Usually everyone in attendance at IndieWebCamps has their own insights and contributions to make whether they’re a web designer, developer, content writer, something in between or completely different.
The day before IndieWebCamp I also attended the organisers meeting in-person for the first time. I think this was probably the largest one to date with people from both sides of the Atlantic, English Channel and Baltic in attendance. We discussed everything from managing and funding events, community diversity to single point of Aaron (SPOA) failures.
The first day of IndieWebCamp saw a balanced turnout of new as well as past attendees. Pretty much everyone was happy to introduce themselves and their websites to start the day. After that sessions were proposed and scheduled over four rooms which made for some tricky decisions on which to attend.
After a quick lunch with some of the attendees I dropped in on the first session about social e-readers. Aaron Parecki was demoing his recent development of Aperture for the distributed management of feeds. Then we looked at certain examples of desktop and mobile Microsub client applications like Monocle and Indigenous for Android and iOS.
Later I joined in on the session about digital archiving in which there was a detailed and quite technical discussion on how to store, structure and archive data. There were varied opinions about types of media to use for archiving data and whether to depend on cheap organic storage mediums versus more modern, expensive storage which can often be leased and based in remote locations.

______________________________

> Exercise set
A) Repeat word for word the passage of the IndieWebCamp write-up that opens with the words "Usually everyone in" and ends after "or completely different.".
B) Carry on the IndieWebCamp write-up from its last sentence.

> Extracted records
______________________________

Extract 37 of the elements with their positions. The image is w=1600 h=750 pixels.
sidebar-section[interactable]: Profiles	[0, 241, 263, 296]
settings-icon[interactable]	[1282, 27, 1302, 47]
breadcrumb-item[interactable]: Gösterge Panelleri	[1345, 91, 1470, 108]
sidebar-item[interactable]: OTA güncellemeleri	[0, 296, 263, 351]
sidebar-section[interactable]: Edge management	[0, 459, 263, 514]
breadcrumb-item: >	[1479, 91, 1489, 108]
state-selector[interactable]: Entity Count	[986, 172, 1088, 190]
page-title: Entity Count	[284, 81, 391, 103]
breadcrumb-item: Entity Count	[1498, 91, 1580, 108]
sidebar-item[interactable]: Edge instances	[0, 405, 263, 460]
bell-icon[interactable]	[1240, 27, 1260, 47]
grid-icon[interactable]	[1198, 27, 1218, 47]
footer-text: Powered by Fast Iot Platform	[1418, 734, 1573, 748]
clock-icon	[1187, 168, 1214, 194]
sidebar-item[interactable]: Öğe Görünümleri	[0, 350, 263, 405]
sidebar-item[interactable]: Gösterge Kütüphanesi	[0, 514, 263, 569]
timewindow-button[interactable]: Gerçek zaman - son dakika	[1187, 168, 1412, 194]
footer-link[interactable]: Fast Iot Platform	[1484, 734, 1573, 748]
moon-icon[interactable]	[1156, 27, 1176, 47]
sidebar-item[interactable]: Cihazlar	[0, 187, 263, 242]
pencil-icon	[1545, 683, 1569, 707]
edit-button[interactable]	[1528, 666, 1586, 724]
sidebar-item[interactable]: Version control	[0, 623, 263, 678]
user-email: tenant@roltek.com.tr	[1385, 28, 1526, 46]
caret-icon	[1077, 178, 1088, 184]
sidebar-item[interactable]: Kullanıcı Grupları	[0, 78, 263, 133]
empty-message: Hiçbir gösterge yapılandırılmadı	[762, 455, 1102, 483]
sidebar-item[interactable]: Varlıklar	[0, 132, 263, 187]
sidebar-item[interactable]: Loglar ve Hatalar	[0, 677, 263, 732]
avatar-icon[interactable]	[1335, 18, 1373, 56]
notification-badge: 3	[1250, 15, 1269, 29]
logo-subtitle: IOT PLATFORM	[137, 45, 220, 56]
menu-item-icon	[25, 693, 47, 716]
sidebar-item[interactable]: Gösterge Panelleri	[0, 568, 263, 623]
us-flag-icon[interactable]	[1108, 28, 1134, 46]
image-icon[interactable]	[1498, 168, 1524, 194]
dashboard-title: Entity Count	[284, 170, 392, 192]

______________________________

> Answers for the exercise
A)
Usually everyone in attendance at IndieWebCamps has their own insights and contributions to make whether they’re a web designer, developer, content writer, something in between or completely different.

B)
Following that I went into the session about displaying webmentions on your website and how to manage unwanted responses. I found it interesting to observe how different community member choose to filter out certain types of responses, either manually or through automated means, such as implementing the Vouch protocol.
Services for static site was the last session of the day which I attended. A sizeable proportion of the attendees had used a static site generator for building their website, myself included. Being able to implement things like Webmentions and Microsub for static sites typically involves using a plugin or custom-built script linked to external clients to handle such features along with Brid.gy. We had a good, ranging discussion on what these services were and any limitations they have.
On the second day I worked on a couple of tasks for my website beginning with one more complex change followed by a less challenging task. Inspired by the talks of the previous day on social e-readers, and how many community members now use them, I decided to work on improving the different feeds available on my website.
I started by looking into the WebSub protocol for understanding how distributed publishing-subscribing works. Although I didn’t quite get there by the end of the day, I did manage to link my feed to a server which supports real-time notifications. I reworked my existing feed to customise the output with short-form content including posts, bookmarks, likes and event RSVPs.
Whilst I spent the main chunk of my day working on this, I also spared some time to tidy up some unfinished tasks from previous Homebrew Website Club events. This included getting my website’s offline event listener to work and display a nice, user friendly notice whenever your internet connection drops.
Furthermore, I added a list of all my available feeds in the footer and added a subscribe button link, kind of similar to having a Twitter follow button, in the header. Ideally I’d like users to be able to follow me at the click of a button without needing to manually lookup what feed URL they need to add into their reader.
For my bonus task of the day I called up the year 2000 and got back a webring to add to my website. Thankfully some other people in the IndieWeb community have come together to recreate a webring code snippet specifically for all that share the interest for having your own website.